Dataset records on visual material
** start **
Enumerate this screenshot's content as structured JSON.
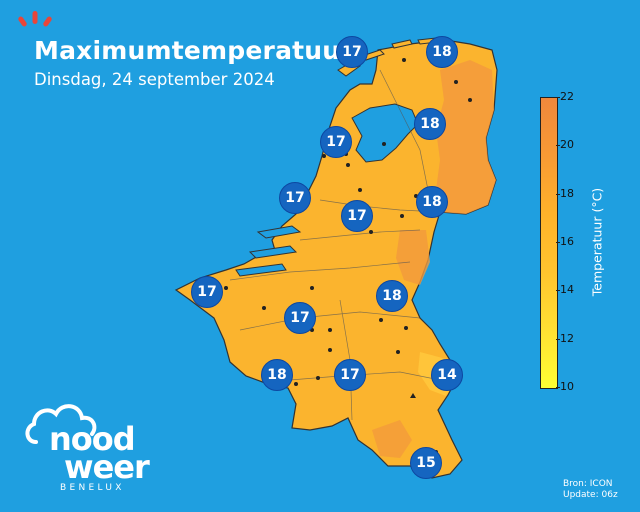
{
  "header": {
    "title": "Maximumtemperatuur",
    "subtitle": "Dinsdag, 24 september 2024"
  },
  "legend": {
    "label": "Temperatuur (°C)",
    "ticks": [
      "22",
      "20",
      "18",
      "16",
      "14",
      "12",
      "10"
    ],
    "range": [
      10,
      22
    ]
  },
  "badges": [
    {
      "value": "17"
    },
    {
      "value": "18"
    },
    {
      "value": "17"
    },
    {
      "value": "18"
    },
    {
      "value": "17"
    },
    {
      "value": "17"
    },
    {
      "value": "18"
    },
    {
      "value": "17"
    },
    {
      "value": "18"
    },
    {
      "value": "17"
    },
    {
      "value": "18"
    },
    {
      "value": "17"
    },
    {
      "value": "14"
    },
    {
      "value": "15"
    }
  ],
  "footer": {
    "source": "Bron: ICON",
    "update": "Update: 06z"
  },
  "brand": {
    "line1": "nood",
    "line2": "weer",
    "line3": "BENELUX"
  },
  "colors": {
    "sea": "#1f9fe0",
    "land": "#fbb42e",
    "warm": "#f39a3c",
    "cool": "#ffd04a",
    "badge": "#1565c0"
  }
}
** end **
### Work instructions
Transcribe the full listing above exactly as it stands, minus the pictures.

### Written response
Enumerate this screenshot's content as structured JSON.
{
  "header": {
    "title": "Maximumtemperatuur",
    "subtitle": "Dinsdag, 24 september 2024"
  },
  "legend": {
    "label": "Temperatuur (°C)",
    "ticks": [
      "22",
      "20",
      "18",
      "16",
      "14",
      "12",
      "10"
    ],
    "range": [
      10,
      22
    ]
  },
  "badges": [
    {
      "value": "17"
    },
    {
      "value": "18"
    },
    {
      "value": "17"
    },
    {
      "value": "18"
    },
    {
      "value": "17"
    },
    {
      "value": "17"
    },
    {
      "value": "18"
    },
    {
      "value": "17"
    },
    {
      "value": "18"
    },
    {
      "value": "17"
    },
    {
      "value": "18"
    },
    {
      "value": "17"
    },
    {
      "value": "14"
    },
    {
      "value": "15"
    }
  ],
  "footer": {
    "source": "Bron: ICON",
    "update": "Update: 06z"
  },
  "brand": {
    "line1": "nood",
    "line2": "weer",
    "line3": "BENELUX"
  },
  "colors": {
    "sea": "#1f9fe0",
    "land": "#fbb42e",
    "warm": "#f39a3c",
    "cool": "#ffd04a",
    "badge": "#1565c0"
  }
}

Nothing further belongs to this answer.